Go through the records below line by line. Count the lines with "track" and give the count alone.

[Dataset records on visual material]
************

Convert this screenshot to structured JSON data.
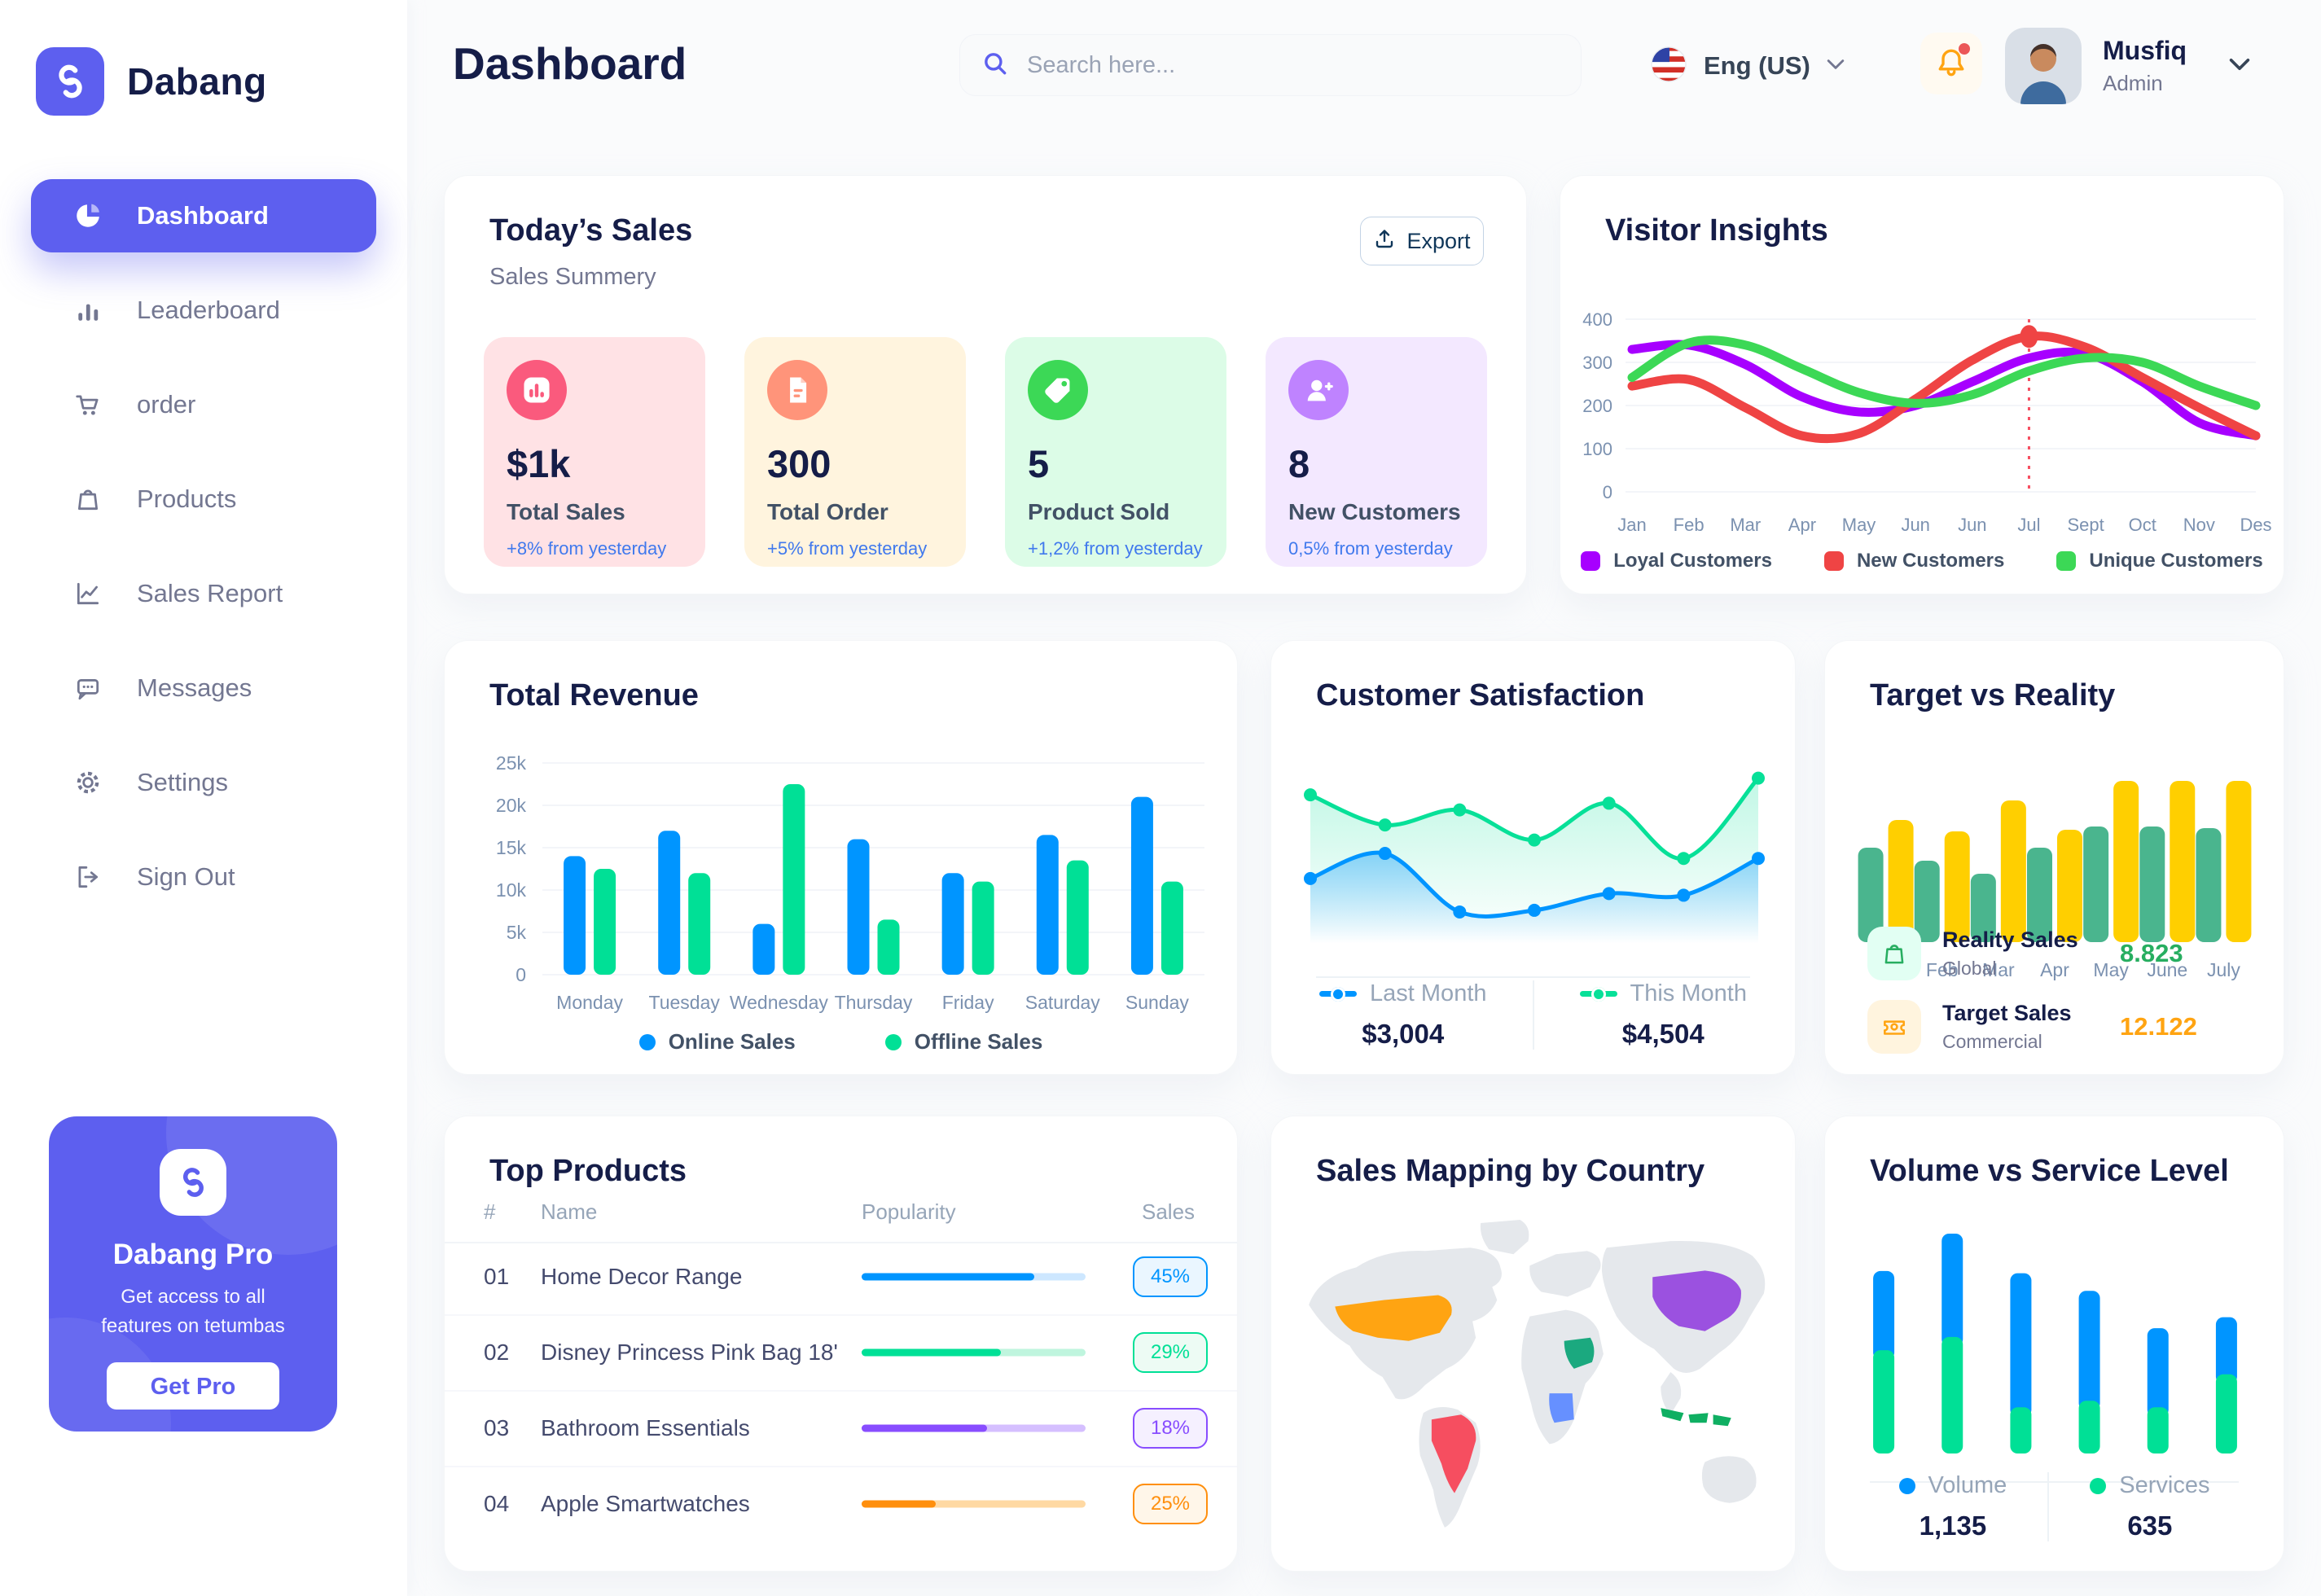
{
  "brand": {
    "name": "Dabang"
  },
  "sidebar": {
    "items": [
      {
        "label": "Dashboard"
      },
      {
        "label": "Leaderboard"
      },
      {
        "label": "order"
      },
      {
        "label": "Products"
      },
      {
        "label": "Sales Report"
      },
      {
        "label": "Messages"
      },
      {
        "label": "Settings"
      },
      {
        "label": "Sign Out"
      }
    ],
    "pro_card": {
      "title": "Dabang Pro",
      "description": "Get access to all features on tetumbas",
      "button_label": "Get Pro"
    }
  },
  "header": {
    "title": "Dashboard",
    "search_placeholder": "Search here...",
    "language": "Eng (US)",
    "user_name": "Musfiq",
    "user_role": "Admin"
  },
  "today_sales": {
    "title": "Today’s Sales",
    "subtitle": "Sales Summery",
    "export_label": "Export",
    "cards": [
      {
        "value": "$1k",
        "label": "Total Sales",
        "delta": "+8% from yesterday",
        "bg": "#FFE2E5",
        "accent": "#FA5A7D",
        "icon": "bar-chart-icon"
      },
      {
        "value": "300",
        "label": "Total Order",
        "delta": "+5% from yesterday",
        "bg": "#FFF4DE",
        "accent": "#FF947A",
        "icon": "file-list-icon"
      },
      {
        "value": "5",
        "label": "Product Sold",
        "delta": "+1,2% from yesterday",
        "bg": "#DCFCE7",
        "accent": "#3CD856",
        "icon": "tag-icon"
      },
      {
        "value": "8",
        "label": "New Customers",
        "delta": "0,5% from yesterday",
        "bg": "#F3E8FF",
        "accent": "#BF83FF",
        "icon": "user-plus-icon"
      }
    ]
  },
  "visitor_insights": {
    "title": "Visitor Insights"
  },
  "total_revenue": {
    "title": "Total Revenue"
  },
  "customer_satisfaction": {
    "title": "Customer Satisfaction",
    "legend": [
      {
        "label": "Last Month",
        "value": "$3,004",
        "color": "#0095FF"
      },
      {
        "label": "This Month",
        "value": "$4,504",
        "color": "#07E098"
      }
    ]
  },
  "target_vs_reality": {
    "title": "Target vs Reality",
    "legend": [
      {
        "title": "Reality Sales",
        "subtitle": "Global",
        "value": "8.823",
        "value_color": "#27AE60",
        "icon_bg": "#E2FFF3",
        "icon_color": "#27AE60",
        "icon": "shopping-bag-icon"
      },
      {
        "title": "Target Sales",
        "subtitle": "Commercial",
        "value": "12.122",
        "value_color": "#FFA412",
        "icon_bg": "#FFF4DE",
        "icon_color": "#FFA412",
        "icon": "ticket-icon"
      }
    ]
  },
  "top_products": {
    "title": "Top Products",
    "columns": [
      "#",
      "Name",
      "Popularity",
      "Sales"
    ],
    "rows": [
      {
        "num": "01",
        "name": "Home Decor Range",
        "popularity": 77,
        "sales": "45%",
        "color": "#0095FF",
        "track": "#CDE7FF",
        "badge_bg": "#EAF6FF"
      },
      {
        "num": "02",
        "name": "Disney Princess Pink Bag 18'",
        "popularity": 62,
        "sales": "29%",
        "color": "#00E096",
        "track": "#BFF5DE",
        "badge_bg": "#EDFBF4"
      },
      {
        "num": "03",
        "name": "Bathroom Essentials",
        "popularity": 56,
        "sales": "18%",
        "color": "#884DFF",
        "track": "#D5BFFF",
        "badge_bg": "#F5F0FF"
      },
      {
        "num": "04",
        "name": "Apple Smartwatches",
        "popularity": 33,
        "sales": "25%",
        "color": "#FF8F0D",
        "track": "#FFD9A3",
        "badge_bg": "#FFF6E9"
      }
    ]
  },
  "sales_mapping": {
    "title": "Sales Mapping by Country",
    "countries": [
      {
        "key": "united-states",
        "name": "United States",
        "color": "#FFA412"
      },
      {
        "key": "brazil",
        "name": "Brazil",
        "color": "#F64E60"
      },
      {
        "key": "saudi-arabia",
        "name": "Saudi Arabia",
        "color": "#1BA97F"
      },
      {
        "key": "dr-congo",
        "name": "DR Congo",
        "color": "#6690FF"
      },
      {
        "key": "china",
        "name": "China",
        "color": "#9B51E0"
      },
      {
        "key": "indonesia",
        "name": "Indonesia",
        "color": "#0FAF62"
      }
    ]
  },
  "volume_service": {
    "title": "Volume vs Service Level",
    "legend": [
      {
        "label": "Volume",
        "value": "1,135",
        "color": "#0095FF"
      },
      {
        "label": "Services",
        "value": "635",
        "color": "#00E096"
      }
    ]
  },
  "chart_data": [
    {
      "id": "visitor_insights",
      "type": "line",
      "title": "Visitor Insights",
      "x_labels": [
        "Jan",
        "Feb",
        "Mar",
        "Apr",
        "May",
        "Jun",
        "Jun",
        "Jul",
        "Sept",
        "Oct",
        "Nov",
        "Des"
      ],
      "ylim": [
        0,
        400
      ],
      "yticks": [
        0,
        100,
        200,
        300,
        400
      ],
      "legend_position": "bottom",
      "series": [
        {
          "name": "Loyal Customers",
          "color": "#A700FF",
          "values": [
            330,
            340,
            295,
            220,
            185,
            200,
            255,
            310,
            320,
            255,
            160,
            130
          ]
        },
        {
          "name": "New Customers",
          "color": "#EF4444",
          "values": [
            245,
            260,
            195,
            130,
            135,
            215,
            305,
            360,
            335,
            265,
            195,
            130
          ]
        },
        {
          "name": "Unique Customers",
          "color": "#3CD856",
          "values": [
            265,
            345,
            340,
            285,
            230,
            205,
            225,
            280,
            310,
            300,
            245,
            200
          ]
        }
      ],
      "highlight": {
        "series": 1,
        "index": 7
      }
    },
    {
      "id": "total_revenue",
      "type": "bar",
      "title": "Total Revenue",
      "categories": [
        "Monday",
        "Tuesday",
        "Wednesday",
        "Thursday",
        "Friday",
        "Saturday",
        "Sunday"
      ],
      "ylim": [
        0,
        25000
      ],
      "ytick_labels": [
        "0",
        "5k",
        "10k",
        "15k",
        "20k",
        "25k"
      ],
      "legend_position": "bottom",
      "series": [
        {
          "name": "Online Sales",
          "color": "#0095FF",
          "values": [
            14000,
            17000,
            6000,
            16000,
            12000,
            16500,
            21000
          ]
        },
        {
          "name": "Offline Sales",
          "color": "#00E096",
          "values": [
            12500,
            12000,
            22500,
            6500,
            11000,
            13500,
            11000
          ]
        }
      ]
    },
    {
      "id": "customer_satisfaction",
      "type": "area",
      "title": "Customer Satisfaction",
      "ylim": [
        0,
        110
      ],
      "series": [
        {
          "name": "Last Month",
          "color": "#0095FF",
          "values": [
            39,
            54,
            19,
            20,
            30,
            29,
            51
          ]
        },
        {
          "name": "This Month",
          "color": "#07E098",
          "values": [
            89,
            71,
            80,
            62,
            84,
            51,
            99
          ]
        }
      ]
    },
    {
      "id": "target_vs_reality",
      "type": "bar",
      "title": "Target vs Reality",
      "categories": [
        "Jan",
        "Feb",
        "Mar",
        "Apr",
        "May",
        "June",
        "July"
      ],
      "ylim": [
        0,
        110
      ],
      "series": [
        {
          "name": "Reality Sales",
          "color": "#4AB58E",
          "values": [
            58,
            50,
            42,
            58,
            71,
            71,
            70
          ]
        },
        {
          "name": "Target Sales",
          "color": "#FFCF00",
          "values": [
            75,
            68,
            87,
            69,
            99,
            99,
            99
          ]
        }
      ]
    },
    {
      "id": "volume_service_level",
      "type": "stacked-bar",
      "title": "Volume vs Service Level",
      "ylim": [
        0,
        110
      ],
      "series": [
        {
          "name": "Volume",
          "color": "#0095FF",
          "values": [
            36,
            47,
            61,
            50,
            36,
            26
          ]
        },
        {
          "name": "Services",
          "color": "#00E096",
          "values": [
            47,
            53,
            21,
            24,
            21,
            36
          ]
        }
      ]
    }
  ]
}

************

• [EXERCISE OUTPUT]: 4